What this task involves → Look through the records and report how many lines include the word "title", with no other words.

-- Begin --

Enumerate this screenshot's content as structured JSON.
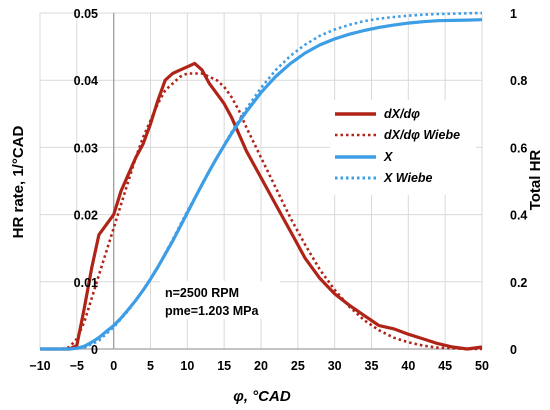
{
  "chart_data": {
    "type": "line",
    "xlabel": "φ, °CAD",
    "ylabel_left": "HR rate, 1/°CAD",
    "ylabel_right": "Total HR",
    "xlim": [
      -10,
      50
    ],
    "ylim_left": [
      0,
      0.05
    ],
    "ylim_right": [
      0,
      1
    ],
    "x_ticks": [
      "−10",
      "−5",
      "0",
      "5",
      "10",
      "15",
      "20",
      "25",
      "30",
      "35",
      "40",
      "45",
      "50"
    ],
    "y_left_ticks": [
      "0",
      "0.01",
      "0.02",
      "0.03",
      "0.04",
      "0.05"
    ],
    "y_right_ticks": [
      "0",
      "0.2",
      "0.4",
      "0.6",
      "0.8",
      "1"
    ],
    "grid": true,
    "legend_position": "right",
    "annotation": [
      "n=2500 RPM",
      "pme=1.203 MPa"
    ],
    "series": [
      {
        "name": "dX/dφ",
        "axis": "left",
        "color": "#b02418",
        "style": "solid",
        "x": [
          -10,
          -6,
          -5,
          -4,
          -3,
          -2,
          -1,
          0,
          1,
          2,
          3,
          4,
          5,
          6,
          7,
          8,
          9,
          10,
          11,
          12,
          13,
          14,
          15,
          16,
          17,
          18,
          20,
          22,
          24,
          26,
          28,
          30,
          32,
          34,
          36,
          38,
          40,
          42,
          44,
          46,
          48,
          50
        ],
        "y": [
          0,
          0,
          0.0005,
          0.006,
          0.012,
          0.017,
          0.0185,
          0.02,
          0.0235,
          0.026,
          0.0285,
          0.0305,
          0.0335,
          0.037,
          0.04,
          0.041,
          0.0415,
          0.042,
          0.0425,
          0.0415,
          0.0395,
          0.038,
          0.0365,
          0.0345,
          0.032,
          0.0295,
          0.0255,
          0.0215,
          0.0175,
          0.0135,
          0.0105,
          0.0082,
          0.0065,
          0.005,
          0.0035,
          0.003,
          0.0022,
          0.0015,
          0.0008,
          0.0003,
          0.0,
          0.0003
        ]
      },
      {
        "name": "dX/dφ Wiebe",
        "axis": "left",
        "color": "#b02418",
        "style": "dotted",
        "x": [
          -10,
          -7,
          -6,
          -5,
          -4,
          -3,
          -2,
          -1,
          0,
          1,
          2,
          3,
          4,
          5,
          6,
          7,
          8,
          9,
          10,
          11,
          12,
          13,
          14,
          15,
          16,
          17,
          18,
          20,
          22,
          24,
          26,
          28,
          30,
          32,
          34,
          36,
          38,
          40,
          42,
          44,
          46,
          48,
          50
        ],
        "y": [
          0,
          0,
          0.0003,
          0.0015,
          0.004,
          0.0075,
          0.011,
          0.0145,
          0.018,
          0.0215,
          0.025,
          0.0285,
          0.0315,
          0.034,
          0.0365,
          0.0385,
          0.0395,
          0.0405,
          0.041,
          0.041,
          0.041,
          0.0405,
          0.04,
          0.039,
          0.0375,
          0.0355,
          0.033,
          0.0285,
          0.024,
          0.0195,
          0.0155,
          0.0118,
          0.0088,
          0.0063,
          0.0043,
          0.0028,
          0.0017,
          0.001,
          0.0005,
          0.0002,
          0.0001,
          0,
          0
        ]
      },
      {
        "name": "X",
        "axis": "right",
        "color": "#3d9de5",
        "style": "solid",
        "x": [
          -10,
          -6,
          -5,
          -4,
          -3,
          -2,
          -1,
          0,
          1,
          2,
          3,
          4,
          5,
          6,
          7,
          8,
          9,
          10,
          11,
          12,
          13,
          14,
          15,
          16,
          17,
          18,
          20,
          22,
          24,
          26,
          28,
          30,
          32,
          34,
          36,
          38,
          40,
          42,
          44,
          46,
          48,
          50
        ],
        "y": [
          0,
          0,
          0.002,
          0.008,
          0.02,
          0.034,
          0.052,
          0.07,
          0.092,
          0.118,
          0.145,
          0.175,
          0.208,
          0.244,
          0.282,
          0.321,
          0.363,
          0.405,
          0.448,
          0.49,
          0.53,
          0.569,
          0.606,
          0.641,
          0.675,
          0.706,
          0.763,
          0.811,
          0.85,
          0.881,
          0.905,
          0.923,
          0.937,
          0.948,
          0.957,
          0.964,
          0.97,
          0.974,
          0.977,
          0.978,
          0.979,
          0.98
        ]
      },
      {
        "name": "X Wiebe",
        "axis": "right",
        "color": "#3d9de5",
        "style": "dotted",
        "x": [
          -10,
          -6,
          -4,
          -2,
          0,
          2,
          4,
          6,
          8,
          10,
          12,
          14,
          16,
          18,
          20,
          22,
          24,
          26,
          28,
          30,
          32,
          34,
          36,
          38,
          40,
          42,
          44,
          46,
          48,
          50
        ],
        "y": [
          0,
          0,
          0.004,
          0.025,
          0.065,
          0.115,
          0.175,
          0.245,
          0.325,
          0.41,
          0.49,
          0.57,
          0.645,
          0.715,
          0.777,
          0.83,
          0.873,
          0.906,
          0.932,
          0.951,
          0.965,
          0.976,
          0.983,
          0.988,
          0.992,
          0.995,
          0.997,
          0.998,
          0.999,
          1.0
        ]
      }
    ]
  }
}
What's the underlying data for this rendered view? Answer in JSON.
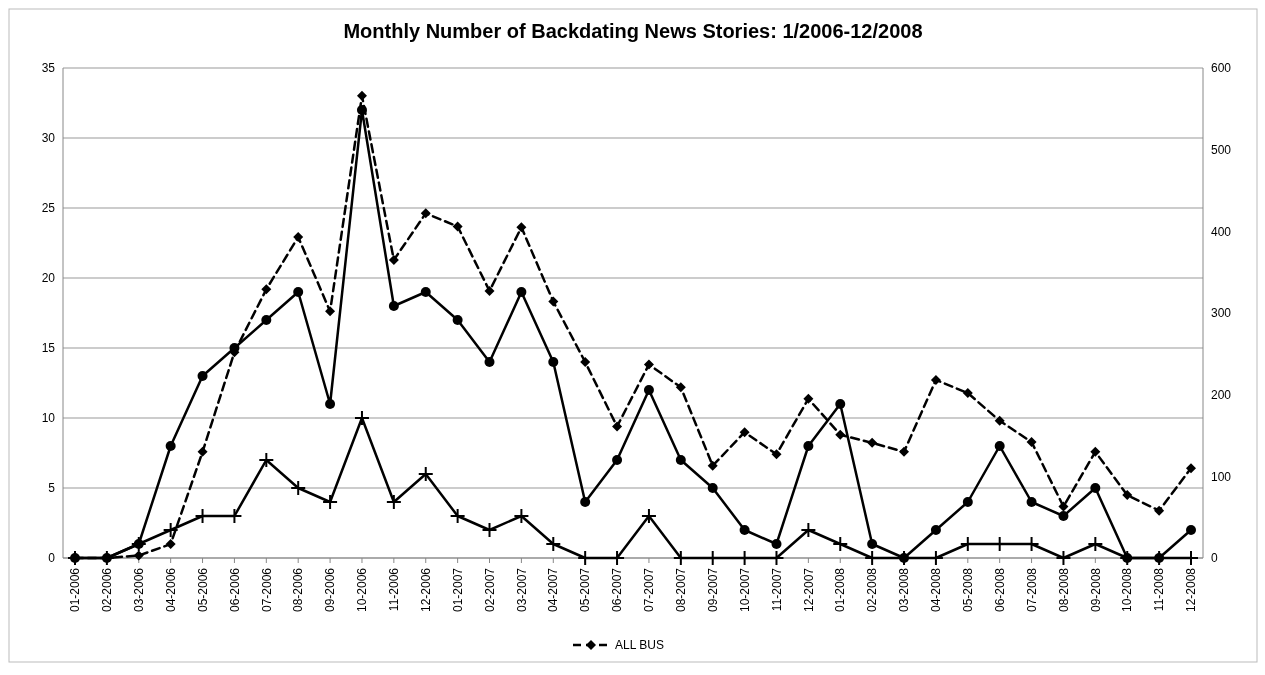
{
  "chart_data": {
    "type": "line",
    "title": "Monthly Number of Backdating News Stories: 1/2006-12/2008",
    "categories": [
      "01-2006",
      "02-2006",
      "03-2006",
      "04-2006",
      "05-2006",
      "06-2006",
      "07-2006",
      "08-2006",
      "09-2006",
      "10-2006",
      "11-2006",
      "12-2006",
      "01-2007",
      "02-2007",
      "03-2007",
      "04-2007",
      "05-2007",
      "06-2007",
      "07-2007",
      "08-2007",
      "09-2007",
      "10-2007",
      "11-2007",
      "12-2007",
      "01-2008",
      "02-2008",
      "03-2008",
      "04-2008",
      "05-2008",
      "06-2008",
      "07-2008",
      "08-2008",
      "09-2008",
      "10-2008",
      "11-2008",
      "12-2008"
    ],
    "series": [
      {
        "color": "#000000",
        "marker": "circle",
        "line_style": "solid",
        "values": [
          0,
          0,
          1,
          8,
          13,
          15,
          17,
          19,
          11,
          32,
          18,
          19,
          17,
          14,
          19,
          14,
          4,
          7,
          12,
          7,
          5,
          2,
          1,
          8,
          11,
          1,
          0,
          2,
          4,
          8,
          4,
          3,
          5,
          0,
          0,
          2
        ]
      },
      {
        "color": "#000000",
        "marker": "cross",
        "line_style": "solid",
        "values": [
          0,
          0,
          1,
          2,
          3,
          3,
          7,
          5,
          4,
          10,
          4,
          6,
          3,
          2,
          3,
          1,
          0,
          0,
          3,
          0,
          0,
          0,
          0,
          2,
          1,
          0,
          0,
          0,
          1,
          1,
          1,
          0,
          1,
          0,
          0,
          0
        ]
      },
      {
        "name": "ALL BUS",
        "color": "#000000",
        "marker": "diamond",
        "line_style": "dashed",
        "axis": "y2",
        "values": [
          0,
          0,
          3,
          17,
          130,
          252,
          329,
          393,
          302,
          566,
          365,
          422,
          406,
          327,
          405,
          314,
          240,
          161,
          237,
          209,
          113,
          154,
          127,
          195,
          151,
          141,
          130,
          218,
          202,
          168,
          142,
          63,
          130,
          77,
          58,
          110
        ]
      }
    ],
    "ylim": [
      0,
      35
    ],
    "yticks": [
      0,
      5,
      10,
      15,
      20,
      25,
      30,
      35
    ],
    "y2lim": [
      0,
      600
    ],
    "y2ticks": [
      0,
      100,
      200,
      300,
      400,
      500,
      600
    ],
    "grid": "y",
    "legend": "bottom"
  }
}
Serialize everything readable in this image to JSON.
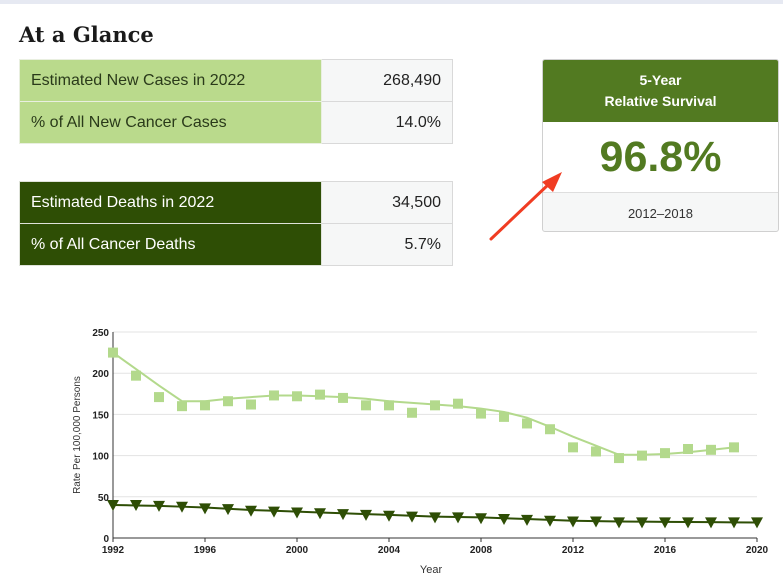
{
  "page": {
    "title": "At a Glance"
  },
  "new_cases": {
    "rows": [
      {
        "label": "Estimated New Cases in 2022",
        "value": "268,490"
      },
      {
        "label": "% of All New Cancer Cases",
        "value": "14.0%"
      }
    ]
  },
  "deaths": {
    "rows": [
      {
        "label": "Estimated Deaths in 2022",
        "value": "34,500"
      },
      {
        "label": "% of All Cancer Deaths",
        "value": "5.7%"
      }
    ]
  },
  "survival": {
    "header_line1": "5-Year",
    "header_line2": "Relative Survival",
    "value": "96.8%",
    "period": "2012–2018"
  },
  "colors": {
    "new_cases_light": "#bada8c",
    "deaths_dark": "#2e4e05",
    "survival_green": "#527a21",
    "annotation_arrow": "#f03c22",
    "series_new": "#b3d98c",
    "series_death": "#2e4e05"
  },
  "annotation": {
    "icon": "red-arrow-icon"
  },
  "chart_data": {
    "type": "line",
    "xlabel": "Year",
    "ylabel": "Rate Per 100,000 Persons",
    "xlim": [
      1992,
      2020
    ],
    "ylim": [
      0,
      250
    ],
    "x_ticks": [
      1992,
      1996,
      2000,
      2004,
      2008,
      2012,
      2016,
      2020
    ],
    "y_ticks": [
      0,
      50,
      100,
      150,
      200,
      250
    ],
    "grid": true,
    "series": [
      {
        "marker": "square",
        "color": "#b3d98c",
        "x": [
          1992,
          1993,
          1994,
          1995,
          1996,
          1997,
          1998,
          1999,
          2000,
          2001,
          2002,
          2003,
          2004,
          2005,
          2006,
          2007,
          2008,
          2009,
          2010,
          2011,
          2012,
          2013,
          2014,
          2015,
          2016,
          2017,
          2018,
          2019
        ],
        "y": [
          225,
          197,
          171,
          160,
          161,
          166,
          162,
          173,
          172,
          174,
          170,
          161,
          161,
          152,
          161,
          163,
          151,
          147,
          139,
          132,
          110,
          105,
          97,
          100,
          103,
          108,
          107,
          110
        ],
        "trend": [
          225,
          205,
          185,
          166,
          166,
          169,
          171,
          173,
          173,
          172,
          171,
          169,
          166,
          164,
          162,
          160,
          157,
          153,
          146,
          135,
          123,
          112,
          101,
          101,
          102,
          104,
          107,
          110
        ]
      },
      {
        "marker": "triangle-down",
        "color": "#2e4e05",
        "x": [
          1992,
          1993,
          1994,
          1995,
          1996,
          1997,
          1998,
          1999,
          2000,
          2001,
          2002,
          2003,
          2004,
          2005,
          2006,
          2007,
          2008,
          2009,
          2010,
          2011,
          2012,
          2013,
          2014,
          2015,
          2016,
          2017,
          2018,
          2019,
          2020
        ],
        "y": [
          40,
          40,
          39,
          38,
          36,
          35,
          33,
          32,
          31,
          30,
          29,
          28,
          27,
          26,
          25,
          25,
          24,
          23,
          22,
          21,
          20,
          20,
          19,
          19,
          19,
          19,
          19,
          19,
          19
        ],
        "trend": [
          40,
          39.5,
          39,
          38,
          37,
          35.5,
          34,
          33,
          32,
          31,
          30,
          29,
          28,
          27,
          26,
          25.5,
          25,
          24,
          23,
          22,
          21,
          20.5,
          20,
          19.8,
          19.6,
          19.4,
          19.2,
          19,
          18.8
        ]
      }
    ]
  }
}
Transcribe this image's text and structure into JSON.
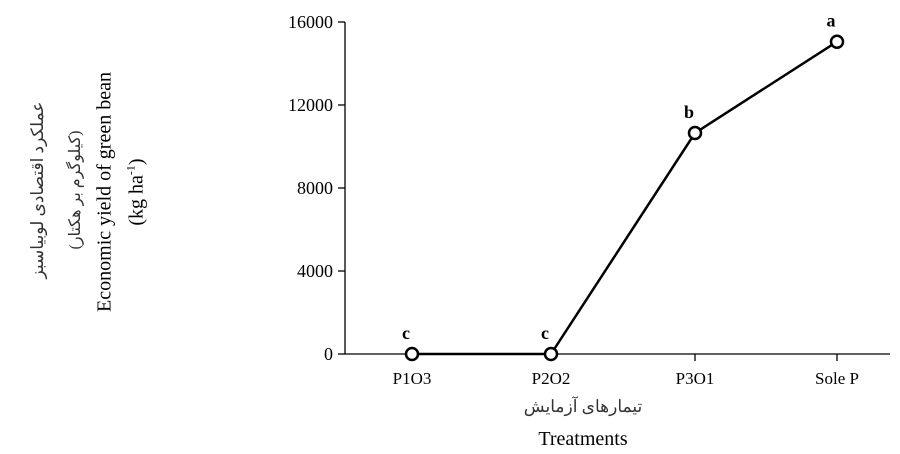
{
  "chart_data": {
    "type": "line",
    "categories": [
      "P1O3",
      "P2O2",
      "P3O1",
      "Sole P"
    ],
    "values": [
      0,
      0,
      10650,
      15050
    ],
    "significance_letters": [
      "c",
      "c",
      "b",
      "a"
    ],
    "ylim": [
      0,
      16000
    ],
    "yticks": [
      0,
      4000,
      8000,
      12000,
      16000
    ],
    "ylabel_en": "Economic yield of green bean",
    "yunit_en_base": "(kg ha",
    "yunit_en_exp": "-1",
    "yunit_en_close": ")",
    "ylabel_fa": "عملکرد اقتصادی لوبیاسبز",
    "yunit_fa": "(کیلوگرم بر هکتار)",
    "xlabel_fa": "تیمارهای آزمایش",
    "xlabel_en": "Treatments",
    "grid": false,
    "line_color": "#000000",
    "marker_fill": "#ffffff"
  }
}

-- End --

Solution to this exercise → 2